Job:
Return every record below exactly as written, but leave out the pictures.

The data:
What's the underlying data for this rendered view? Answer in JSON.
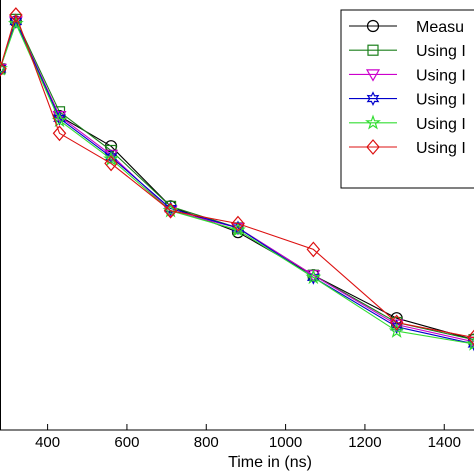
{
  "chart_data": {
    "type": "line",
    "xlabel": "Time in (ns)",
    "ylabel": "",
    "xlim": [
      280,
      1475
    ],
    "ylim": [
      0,
      100
    ],
    "x_ticks": [
      400,
      600,
      800,
      1000,
      1200,
      1400
    ],
    "x_tick_labels": [
      "400",
      "600",
      "800",
      "1000",
      "1200",
      "1400"
    ],
    "x": [
      280,
      320,
      430,
      560,
      710,
      880,
      1070,
      1280,
      1475
    ],
    "legend_position": "top-right",
    "series": [
      {
        "name": "Measu",
        "color": "#000000",
        "marker": "circle",
        "values": [
          84,
          95,
          73,
          66,
          52,
          46,
          36,
          26,
          21
        ]
      },
      {
        "name": "Using I",
        "color": "#1a7f1a",
        "marker": "square",
        "values": [
          84,
          95.5,
          74,
          65,
          52,
          47,
          36,
          25,
          21
        ]
      },
      {
        "name": "Using I",
        "color": "#cc00cc",
        "marker": "triangle-down",
        "values": [
          84,
          95,
          73,
          64,
          51,
          47,
          36,
          24.5,
          20.5
        ]
      },
      {
        "name": "Using I",
        "color": "#0000cc",
        "marker": "hexagram",
        "values": [
          84,
          95,
          72.5,
          63.5,
          51.5,
          47,
          35.5,
          24,
          20
        ]
      },
      {
        "name": "Using I",
        "color": "#33dd33",
        "marker": "pentagram",
        "values": [
          84,
          94.5,
          72,
          63,
          51,
          46.5,
          35.5,
          23,
          20
        ]
      },
      {
        "name": "Using I",
        "color": "#dd1111",
        "marker": "diamond",
        "values": [
          84,
          96.5,
          69,
          62,
          51,
          48,
          42,
          25,
          21.5
        ]
      }
    ]
  }
}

The response:
What's the underlying data for this rendered view? Answer in JSON.
{
  "chart_data": {
    "type": "line",
    "xlabel": "Time in (ns)",
    "ylabel": "",
    "xlim": [
      280,
      1475
    ],
    "ylim": [
      0,
      100
    ],
    "x_ticks": [
      400,
      600,
      800,
      1000,
      1200,
      1400
    ],
    "x_tick_labels": [
      "400",
      "600",
      "800",
      "1000",
      "1200",
      "1400"
    ],
    "x": [
      280,
      320,
      430,
      560,
      710,
      880,
      1070,
      1280,
      1475
    ],
    "legend_position": "top-right",
    "series": [
      {
        "name": "Measu",
        "color": "#000000",
        "marker": "circle",
        "values": [
          84,
          95,
          73,
          66,
          52,
          46,
          36,
          26,
          21
        ]
      },
      {
        "name": "Using I",
        "color": "#1a7f1a",
        "marker": "square",
        "values": [
          84,
          95.5,
          74,
          65,
          52,
          47,
          36,
          25,
          21
        ]
      },
      {
        "name": "Using I",
        "color": "#cc00cc",
        "marker": "triangle-down",
        "values": [
          84,
          95,
          73,
          64,
          51,
          47,
          36,
          24.5,
          20.5
        ]
      },
      {
        "name": "Using I",
        "color": "#0000cc",
        "marker": "hexagram",
        "values": [
          84,
          95,
          72.5,
          63.5,
          51.5,
          47,
          35.5,
          24,
          20
        ]
      },
      {
        "name": "Using I",
        "color": "#33dd33",
        "marker": "pentagram",
        "values": [
          84,
          94.5,
          72,
          63,
          51,
          46.5,
          35.5,
          23,
          20
        ]
      },
      {
        "name": "Using I",
        "color": "#dd1111",
        "marker": "diamond",
        "values": [
          84,
          96.5,
          69,
          62,
          51,
          48,
          42,
          25,
          21.5
        ]
      }
    ]
  }
}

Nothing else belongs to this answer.